[JOB]:
Copy the records below exactly, leaving out every picture.

[INFORMATION GIVEN]:

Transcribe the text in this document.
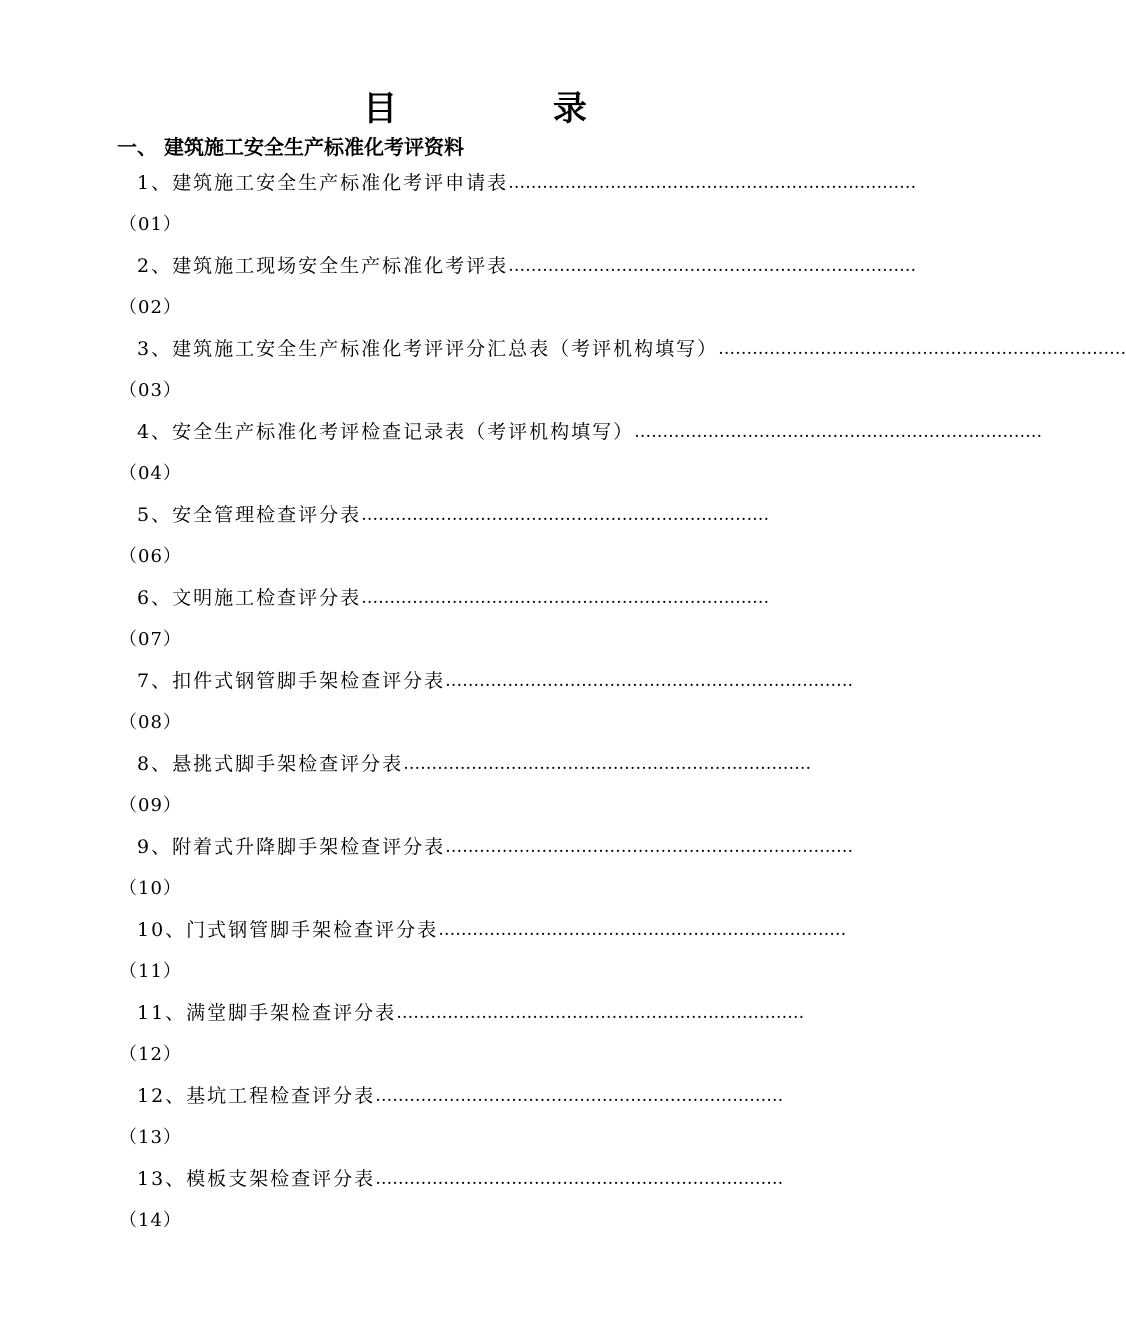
目 录
一、 建筑施工安全生产标准化考评资料
1、建筑施工安全生产标准化考评申请表 ………………………………………………………………
（01）
2、建筑施工现场安全生产标准化考评表 ………………………………………………………………
（02）
3、建筑施工安全生产标准化考评评分汇总表（考评机构填写） ………………………………………………………………
（03）
4、安全生产标准化考评检查记录表（考评机构填写） ………………………………………………………………
（04）
5、安全管理检查评分表 ………………………………………………………………
（06）
6、文明施工检查评分表 ………………………………………………………………
（07）
7、扣件式钢管脚手架检查评分表 ………………………………………………………………
（08）
8、悬挑式脚手架检查评分表 ………………………………………………………………
（09）
9、附着式升降脚手架检查评分表 ………………………………………………………………
（10）
10、门式钢管脚手架检查评分表 ………………………………………………………………
（11）
11、满堂脚手架检查评分表 ………………………………………………………………
（12）
12、基坑工程检查评分表 ………………………………………………………………
（13）
13、模板支架检查评分表 ………………………………………………………………
（14）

[EXERCISE SOLUTION]:
Transcribe the text in this document.
目 录
一、 建筑施工安全生产标准化考评资料
1、建筑施工安全生产标准化考评申请表 ………………………………………………………………
（01）
2、建筑施工现场安全生产标准化考评表 ………………………………………………………………
（02）
3、建筑施工安全生产标准化考评评分汇总表（考评机构填写） ………………………………………………………………
（03）
4、安全生产标准化考评检查记录表（考评机构填写） ………………………………………………………………
（04）
5、安全管理检查评分表 ………………………………………………………………
（06）
6、文明施工检查评分表 ………………………………………………………………
（07）
7、扣件式钢管脚手架检查评分表 ………………………………………………………………
（08）
8、悬挑式脚手架检查评分表 ………………………………………………………………
（09）
9、附着式升降脚手架检查评分表 ………………………………………………………………
（10）
10、门式钢管脚手架检查评分表 ………………………………………………………………
（11）
11、满堂脚手架检查评分表 ………………………………………………………………
（12）
12、基坑工程检查评分表 ………………………………………………………………
（13）
13、模板支架检查评分表 ………………………………………………………………
（14）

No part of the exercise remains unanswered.